Instructions to follow: Report every line in the listing below where the string "disease" shows up.

(Data entries)
────────────────────

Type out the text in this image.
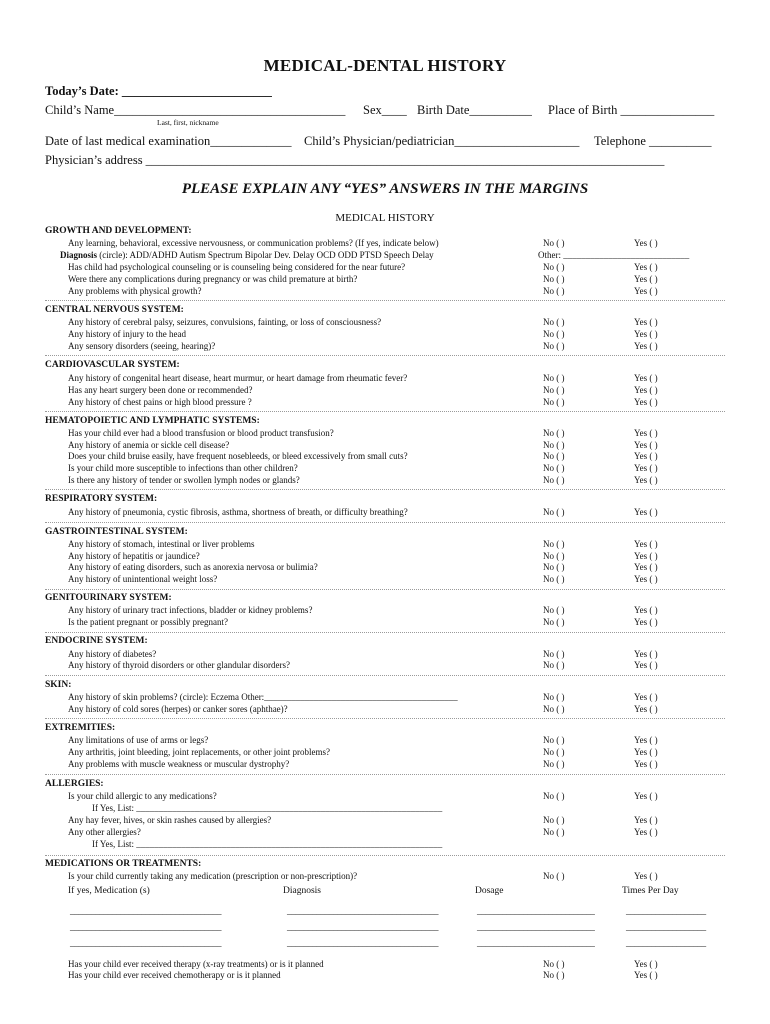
MEDICAL-DENTAL HISTORY
Today’s Date: ________________________
Child’s Name_____________________________________ Sex____ Birth Date__________ Place of Birth _______________
Last, first, nickname
Date of last medical examination_____________ Child’s Physician/pediatrician____________________ Telephone __________
Physician’s address ___________________________________________________________________________________
PLEASE EXPLAIN ANY “YES” ANSWERS IN THE MARGINS
MEDICAL HISTORY
GROWTH AND DEVELOPMENT:
Any learning, behavioral, excessive nervousness, or communication problems? (If yes, indicate below)	No ( )	Yes ( )
Diagnosis (circle): ADD/ADHD Autism Spectrum Bipolar Dev. Delay OCD ODD PTSD Speech Delay	Other: ____________________________
Has child had psychological counseling or is counseling being considered for the near future?	No ( )	Yes ( )
Were there any complications during pregnancy or was child premature at birth?	No ( )	Yes ( )
Any problems with physical growth?	No ( )	Yes ( )
CENTRAL NERVOUS SYSTEM:
Any history of cerebral palsy, seizures, convulsions, fainting, or loss of consciousness?	No ( )	Yes ( )
Any history of injury to the head	No ( )	Yes ( )
Any sensory disorders (seeing, hearing)?	No ( )	Yes ( )
CARDIOVASCULAR SYSTEM:
Any history of congenital heart disease, heart murmur, or heart damage from rheumatic fever?	No ( )	Yes ( )
Has any heart surgery been done or recommended?	No ( )	Yes ( )
Any history of chest pains or high blood pressure ?	No ( )	Yes ( )
HEMATOPOIETIC AND LYMPHATIC SYSTEMS:
Has your child ever had a blood transfusion or blood product transfusion?	No ( )	Yes ( )
Any history of anemia or sickle cell disease?	No ( )	Yes ( )
Does your child bruise easily, have frequent nosebleeds, or bleed excessively from small cuts?	No ( )	Yes ( )
Is your child more susceptible to infections than other children?	No ( )	Yes ( )
Is there any history of tender or swollen lymph nodes or glands?	No ( )	Yes ( )
RESPIRATORY SYSTEM:
Any history of pneumonia, cystic fibrosis, asthma, shortness of breath, or difficulty breathing?	No ( )	Yes ( )
GASTROINTESTINAL SYSTEM:
Any history of stomach, intestinal or liver problems	No ( )	Yes ( )
Any history of hepatitis or jaundice?	No ( )	Yes ( )
Any history of eating disorders, such as anorexia nervosa or bulimia?	No ( )	Yes ( )
Any history of unintentional weight loss?	No ( )	Yes ( )
GENITOURINARY SYSTEM:
Any history of urinary tract infections, bladder or kidney problems?	No ( )	Yes ( )
Is the patient pregnant or possibly pregnant?	No ( )	Yes ( )
ENDOCRINE SYSTEM:
Any history of diabetes?	No ( )	Yes ( )
Any history of thyroid disorders or other glandular disorders?	No ( )	Yes ( )
SKIN:
Any history of skin problems? (circle): Eczema Other:___________________________________________	No ( )	Yes ( )
Any history of cold sores (herpes) or canker sores (aphthae)?	No ( )	Yes ( )
EXTREMITIES:
Any limitations of use of arms or legs?	No ( )	Yes ( )
Any arthritis, joint bleeding, joint replacements, or other joint problems?	No ( )	Yes ( )
Any problems with muscle weakness or muscular dystrophy?	No ( )	Yes ( )
ALLERGIES:
Is your child allergic to any medications?	No ( )	Yes ( )
If Yes, List: ____________________________________________________________________
Any hay fever, hives, or skin rashes caused by allergies?	No ( )	Yes ( )
Any other allergies?	No ( )	Yes ( )
If Yes, List: ____________________________________________________________________
MEDICATIONS OR TREATMENTS:
Is your child currently taking any medication (prescription or non-prescription)?	No ( )	Yes ( )
If yes, Medication (s)	Diagnosis	Dosage	Times Per Day
____________________________________	____________________________________	____________________________	___________________
____________________________________	____________________________________	____________________________	___________________
____________________________________	____________________________________	____________________________	___________________
Has your child ever received therapy (x-ray treatments) or is it planned	No ( )	Yes ( )
Has your child ever received chemotherapy or is it planned	No ( )	Yes ( )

────────────────────

Written solution:
Any history of congenital heart disease, heart murmur, or heart damage from rheumatic fever?	No ( )	Yes ( )
Any history of anemia or sickle cell disease?	No ( )	Yes ( )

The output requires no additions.